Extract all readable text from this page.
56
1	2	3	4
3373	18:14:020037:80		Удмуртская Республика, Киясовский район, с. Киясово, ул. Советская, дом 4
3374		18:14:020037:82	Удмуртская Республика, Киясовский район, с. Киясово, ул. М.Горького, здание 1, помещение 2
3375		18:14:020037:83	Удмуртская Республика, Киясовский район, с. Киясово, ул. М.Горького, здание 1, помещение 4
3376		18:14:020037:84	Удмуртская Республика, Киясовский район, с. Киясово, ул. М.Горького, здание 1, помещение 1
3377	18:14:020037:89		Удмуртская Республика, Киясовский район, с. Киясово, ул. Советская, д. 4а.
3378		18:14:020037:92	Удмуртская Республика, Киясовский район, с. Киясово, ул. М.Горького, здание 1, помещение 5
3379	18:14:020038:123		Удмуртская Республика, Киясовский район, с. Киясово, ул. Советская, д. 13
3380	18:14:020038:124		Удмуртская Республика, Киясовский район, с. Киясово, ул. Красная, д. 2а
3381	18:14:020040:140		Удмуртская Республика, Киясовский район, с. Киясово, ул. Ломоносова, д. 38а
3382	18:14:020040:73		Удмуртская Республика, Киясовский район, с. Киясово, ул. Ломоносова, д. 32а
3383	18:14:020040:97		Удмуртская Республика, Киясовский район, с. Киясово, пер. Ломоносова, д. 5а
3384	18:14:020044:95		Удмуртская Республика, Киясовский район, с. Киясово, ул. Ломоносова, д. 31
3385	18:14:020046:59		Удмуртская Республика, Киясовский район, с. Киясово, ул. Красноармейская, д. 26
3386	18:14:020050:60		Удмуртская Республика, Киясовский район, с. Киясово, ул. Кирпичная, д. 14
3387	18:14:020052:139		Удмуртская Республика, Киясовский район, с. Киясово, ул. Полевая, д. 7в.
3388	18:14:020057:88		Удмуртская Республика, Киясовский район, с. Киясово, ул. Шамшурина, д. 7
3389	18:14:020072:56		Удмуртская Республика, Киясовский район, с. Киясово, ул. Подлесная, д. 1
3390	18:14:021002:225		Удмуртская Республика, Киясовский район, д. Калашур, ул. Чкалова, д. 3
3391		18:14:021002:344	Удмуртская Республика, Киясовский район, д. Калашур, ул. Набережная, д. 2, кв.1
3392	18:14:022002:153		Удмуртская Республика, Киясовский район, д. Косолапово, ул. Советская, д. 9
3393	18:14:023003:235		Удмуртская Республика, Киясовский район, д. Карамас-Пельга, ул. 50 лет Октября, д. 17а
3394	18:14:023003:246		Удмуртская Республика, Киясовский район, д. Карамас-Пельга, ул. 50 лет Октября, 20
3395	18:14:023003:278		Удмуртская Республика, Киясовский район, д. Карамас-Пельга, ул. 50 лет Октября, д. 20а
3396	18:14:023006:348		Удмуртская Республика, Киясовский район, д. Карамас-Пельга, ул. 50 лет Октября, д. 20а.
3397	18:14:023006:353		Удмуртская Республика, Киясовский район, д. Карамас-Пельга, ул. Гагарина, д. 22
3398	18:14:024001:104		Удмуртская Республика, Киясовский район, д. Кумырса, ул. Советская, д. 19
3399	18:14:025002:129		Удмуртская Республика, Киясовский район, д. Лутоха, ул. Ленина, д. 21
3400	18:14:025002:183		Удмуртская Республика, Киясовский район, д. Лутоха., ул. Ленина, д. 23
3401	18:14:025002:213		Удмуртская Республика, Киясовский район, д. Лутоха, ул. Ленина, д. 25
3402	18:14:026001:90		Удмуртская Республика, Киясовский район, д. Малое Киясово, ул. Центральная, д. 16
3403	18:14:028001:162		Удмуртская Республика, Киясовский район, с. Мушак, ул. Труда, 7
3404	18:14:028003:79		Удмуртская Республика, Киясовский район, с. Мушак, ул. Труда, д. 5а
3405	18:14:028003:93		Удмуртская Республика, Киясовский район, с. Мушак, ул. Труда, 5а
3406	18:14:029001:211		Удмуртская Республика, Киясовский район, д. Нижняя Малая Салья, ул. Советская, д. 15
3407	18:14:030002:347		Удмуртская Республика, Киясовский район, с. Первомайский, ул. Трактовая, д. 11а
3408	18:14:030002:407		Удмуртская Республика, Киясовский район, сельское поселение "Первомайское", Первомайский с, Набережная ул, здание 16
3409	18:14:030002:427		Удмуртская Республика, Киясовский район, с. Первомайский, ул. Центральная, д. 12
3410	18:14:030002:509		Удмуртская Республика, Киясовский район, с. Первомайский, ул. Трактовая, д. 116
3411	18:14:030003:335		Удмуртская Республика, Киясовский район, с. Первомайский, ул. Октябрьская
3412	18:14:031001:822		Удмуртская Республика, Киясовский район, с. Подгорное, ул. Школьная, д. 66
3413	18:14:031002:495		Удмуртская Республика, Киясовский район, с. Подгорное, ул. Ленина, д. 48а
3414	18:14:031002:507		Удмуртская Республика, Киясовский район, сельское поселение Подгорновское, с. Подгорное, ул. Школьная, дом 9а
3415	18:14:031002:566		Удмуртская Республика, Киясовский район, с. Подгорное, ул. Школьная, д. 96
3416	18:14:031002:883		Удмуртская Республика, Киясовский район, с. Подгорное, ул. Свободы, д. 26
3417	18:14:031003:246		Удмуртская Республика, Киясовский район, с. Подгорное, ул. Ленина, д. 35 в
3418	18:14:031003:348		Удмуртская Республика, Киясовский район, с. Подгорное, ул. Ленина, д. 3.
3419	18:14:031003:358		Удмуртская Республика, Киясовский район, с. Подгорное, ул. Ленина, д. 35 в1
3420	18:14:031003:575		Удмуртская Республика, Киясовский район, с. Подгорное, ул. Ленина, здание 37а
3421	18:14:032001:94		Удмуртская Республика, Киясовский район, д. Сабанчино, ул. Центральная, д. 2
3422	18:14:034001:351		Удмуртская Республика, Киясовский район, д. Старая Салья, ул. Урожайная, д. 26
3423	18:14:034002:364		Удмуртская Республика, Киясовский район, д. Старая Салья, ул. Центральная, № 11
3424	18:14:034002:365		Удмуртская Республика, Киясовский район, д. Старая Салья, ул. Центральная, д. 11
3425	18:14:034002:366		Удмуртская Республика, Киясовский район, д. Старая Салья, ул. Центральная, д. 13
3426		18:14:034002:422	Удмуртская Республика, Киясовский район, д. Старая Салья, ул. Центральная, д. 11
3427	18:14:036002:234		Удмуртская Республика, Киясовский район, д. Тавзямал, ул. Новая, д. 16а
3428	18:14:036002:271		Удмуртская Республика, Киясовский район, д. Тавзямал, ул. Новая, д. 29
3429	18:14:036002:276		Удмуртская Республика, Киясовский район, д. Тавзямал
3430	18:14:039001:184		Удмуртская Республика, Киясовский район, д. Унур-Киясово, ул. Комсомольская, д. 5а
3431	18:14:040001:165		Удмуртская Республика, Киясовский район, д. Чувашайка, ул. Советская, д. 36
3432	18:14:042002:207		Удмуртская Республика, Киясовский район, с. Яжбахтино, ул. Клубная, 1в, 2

· · · · ·

— Exercise goal —
Find every line that has "сельское" in it, then return those lines.

— Finished task —
3408	18:14:030002:407		Удмуртская Республика, Киясовский район, сельское поселение "Первомайское", Первомайский с, Набережная ул, здание 16
3414	18:14:031002:507		Удмуртская Республика, Киясовский район, сельское поселение Подгорновское, с. Подгорное, ул. Школьная, дом 9а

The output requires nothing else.